**Work instruction**: Read the lines of the data below and retrieve those with "ertödten".

Document page transcript entries:
· · · ·
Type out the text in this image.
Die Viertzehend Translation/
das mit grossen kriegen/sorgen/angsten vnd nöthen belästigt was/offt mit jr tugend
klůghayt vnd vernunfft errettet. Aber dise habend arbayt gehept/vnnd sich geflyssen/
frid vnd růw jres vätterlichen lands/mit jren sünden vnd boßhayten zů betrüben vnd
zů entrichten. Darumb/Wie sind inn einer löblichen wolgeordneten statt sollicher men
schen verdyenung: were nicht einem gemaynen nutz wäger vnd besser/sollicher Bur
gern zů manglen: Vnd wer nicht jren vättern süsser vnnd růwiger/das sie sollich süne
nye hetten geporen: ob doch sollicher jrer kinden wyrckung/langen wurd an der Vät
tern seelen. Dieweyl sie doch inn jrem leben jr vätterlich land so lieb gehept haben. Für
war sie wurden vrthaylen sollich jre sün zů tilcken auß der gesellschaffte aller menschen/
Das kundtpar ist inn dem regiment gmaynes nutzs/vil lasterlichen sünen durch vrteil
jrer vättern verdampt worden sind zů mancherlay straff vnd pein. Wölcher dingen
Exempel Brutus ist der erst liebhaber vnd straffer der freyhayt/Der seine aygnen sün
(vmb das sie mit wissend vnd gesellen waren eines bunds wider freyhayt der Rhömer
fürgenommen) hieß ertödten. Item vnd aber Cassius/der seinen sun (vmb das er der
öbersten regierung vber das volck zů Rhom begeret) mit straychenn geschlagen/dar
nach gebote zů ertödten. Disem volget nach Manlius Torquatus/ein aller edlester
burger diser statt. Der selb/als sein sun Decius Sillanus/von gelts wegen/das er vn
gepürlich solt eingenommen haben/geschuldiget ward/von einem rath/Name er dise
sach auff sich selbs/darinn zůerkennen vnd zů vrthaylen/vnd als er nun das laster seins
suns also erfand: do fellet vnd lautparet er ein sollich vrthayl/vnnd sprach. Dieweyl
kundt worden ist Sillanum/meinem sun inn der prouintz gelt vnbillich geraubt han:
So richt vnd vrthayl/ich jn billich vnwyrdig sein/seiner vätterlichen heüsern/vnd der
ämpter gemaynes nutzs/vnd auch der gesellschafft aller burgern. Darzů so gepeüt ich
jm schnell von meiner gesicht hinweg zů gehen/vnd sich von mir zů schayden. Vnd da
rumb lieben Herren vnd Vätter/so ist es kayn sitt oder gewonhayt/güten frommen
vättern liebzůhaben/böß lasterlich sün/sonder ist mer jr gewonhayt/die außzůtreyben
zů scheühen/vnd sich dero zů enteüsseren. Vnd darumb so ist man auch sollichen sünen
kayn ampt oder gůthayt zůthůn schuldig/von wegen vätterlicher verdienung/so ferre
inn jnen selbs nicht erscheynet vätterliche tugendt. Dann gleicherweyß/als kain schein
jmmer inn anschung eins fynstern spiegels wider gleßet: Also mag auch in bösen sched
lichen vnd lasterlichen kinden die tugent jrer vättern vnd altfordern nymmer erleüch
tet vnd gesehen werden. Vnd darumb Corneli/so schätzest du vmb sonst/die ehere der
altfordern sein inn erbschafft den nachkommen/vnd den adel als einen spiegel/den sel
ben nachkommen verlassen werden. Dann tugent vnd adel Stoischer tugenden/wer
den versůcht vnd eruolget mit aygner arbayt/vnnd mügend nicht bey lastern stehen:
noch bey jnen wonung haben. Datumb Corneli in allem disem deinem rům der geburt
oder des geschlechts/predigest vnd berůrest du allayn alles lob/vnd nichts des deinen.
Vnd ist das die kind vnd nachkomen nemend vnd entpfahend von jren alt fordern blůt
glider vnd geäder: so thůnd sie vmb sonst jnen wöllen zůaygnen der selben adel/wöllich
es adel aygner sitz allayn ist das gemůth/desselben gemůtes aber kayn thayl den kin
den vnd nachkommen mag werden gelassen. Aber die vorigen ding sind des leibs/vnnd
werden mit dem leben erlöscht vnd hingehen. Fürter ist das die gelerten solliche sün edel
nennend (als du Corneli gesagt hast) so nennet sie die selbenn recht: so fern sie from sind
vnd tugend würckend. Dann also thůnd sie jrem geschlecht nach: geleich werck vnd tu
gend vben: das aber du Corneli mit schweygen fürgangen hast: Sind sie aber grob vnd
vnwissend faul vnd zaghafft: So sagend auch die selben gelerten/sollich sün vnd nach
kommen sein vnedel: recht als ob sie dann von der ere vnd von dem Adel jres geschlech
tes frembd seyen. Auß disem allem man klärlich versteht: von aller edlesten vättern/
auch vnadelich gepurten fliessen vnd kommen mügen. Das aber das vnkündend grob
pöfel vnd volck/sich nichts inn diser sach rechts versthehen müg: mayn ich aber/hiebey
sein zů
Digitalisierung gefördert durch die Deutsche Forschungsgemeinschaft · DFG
· · · ·
**Task result**:
fürgenommen) hieß ertödten. Item vnd aber Cassius/der seinen sun (vmb das er der
nach gebote zů ertödten. Disem volget nach Manlius Torquatus/ein aller edlester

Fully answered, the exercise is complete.